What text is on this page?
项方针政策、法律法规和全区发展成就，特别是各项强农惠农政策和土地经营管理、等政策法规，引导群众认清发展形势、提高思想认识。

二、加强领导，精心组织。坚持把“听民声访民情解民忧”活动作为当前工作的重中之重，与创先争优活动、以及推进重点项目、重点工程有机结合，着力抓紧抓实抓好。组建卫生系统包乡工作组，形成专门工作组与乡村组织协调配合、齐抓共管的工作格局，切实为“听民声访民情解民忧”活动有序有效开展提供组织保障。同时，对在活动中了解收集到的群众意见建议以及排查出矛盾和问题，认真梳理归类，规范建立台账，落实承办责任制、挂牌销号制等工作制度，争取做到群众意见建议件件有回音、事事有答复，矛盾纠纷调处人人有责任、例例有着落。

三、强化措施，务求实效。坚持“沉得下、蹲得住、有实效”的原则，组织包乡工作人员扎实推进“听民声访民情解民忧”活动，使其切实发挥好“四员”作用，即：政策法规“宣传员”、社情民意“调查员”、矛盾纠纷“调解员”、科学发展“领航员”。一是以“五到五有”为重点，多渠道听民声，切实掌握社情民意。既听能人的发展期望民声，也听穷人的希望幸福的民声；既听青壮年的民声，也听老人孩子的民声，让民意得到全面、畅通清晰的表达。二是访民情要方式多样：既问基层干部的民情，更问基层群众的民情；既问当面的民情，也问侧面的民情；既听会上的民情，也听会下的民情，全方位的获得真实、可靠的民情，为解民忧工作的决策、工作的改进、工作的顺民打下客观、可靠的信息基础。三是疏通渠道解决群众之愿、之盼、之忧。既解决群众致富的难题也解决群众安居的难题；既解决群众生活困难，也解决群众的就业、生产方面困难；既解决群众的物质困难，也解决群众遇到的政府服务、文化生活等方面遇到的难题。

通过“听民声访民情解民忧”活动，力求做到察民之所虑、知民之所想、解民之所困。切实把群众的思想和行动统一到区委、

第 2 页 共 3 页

━━━━

Repeat the records above exactly.

What text is on this page?
项方针政策、法律法规和全区发展成就，特别是各项强农惠农政策和土地经营管理、等政策法规，引导群众认清发展形势、提高思想认识。

二、加强领导，精心组织。坚持把“听民声访民情解民忧”活动作为当前工作的重中之重，与创先争优活动、以及推进重点项目、重点工程有机结合，着力抓紧抓实抓好。组建卫生系统包乡工作组，形成专门工作组与乡村组织协调配合、齐抓共管的工作格局，切实为“听民声访民情解民忧”活动有序有效开展提供组织保障。同时，对在活动中了解收集到的群众意见建议以及排查出矛盾和问题，认真梳理归类，规范建立台账，落实承办责任制、挂牌销号制等工作制度，争取做到群众意见建议件件有回音、事事有答复，矛盾纠纷调处人人有责任、例例有着落。

三、强化措施，务求实效。坚持“沉得下、蹲得住、有实效”的原则，组织包乡工作人员扎实推进“听民声访民情解民忧”活动，使其切实发挥好“四员”作用，即：政策法规“宣传员”、社情民意“调查员”、矛盾纠纷“调解员”、科学发展“领航员”。一是以“五到五有”为重点，多渠道听民声，切实掌握社情民意。既听能人的发展期望民声，也听穷人的希望幸福的民声；既听青壮年的民声，也听老人孩子的民声，让民意得到全面、畅通清晰的表达。二是访民情要方式多样：既问基层干部的民情，更问基层群众的民情；既问当面的民情，也问侧面的民情；既听会上的民情，也听会下的民情，全方位的获得真实、可靠的民情，为解民忧工作的决策、工作的改进、工作的顺民打下客观、可靠的信息基础。三是疏通渠道解决群众之愿、之盼、之忧。既解决群众致富的难题也解决群众安居的难题；既解决群众生活困难，也解决群众的就业、生产方面困难；既解决群众的物质困难，也解决群众遇到的政府服务、文化生活等方面遇到的难题。

通过“听民声访民情解民忧”活动，力求做到察民之所虑、知民之所想、解民之所困。切实把群众的思想和行动统一到区委、

第 2 页 共 3 页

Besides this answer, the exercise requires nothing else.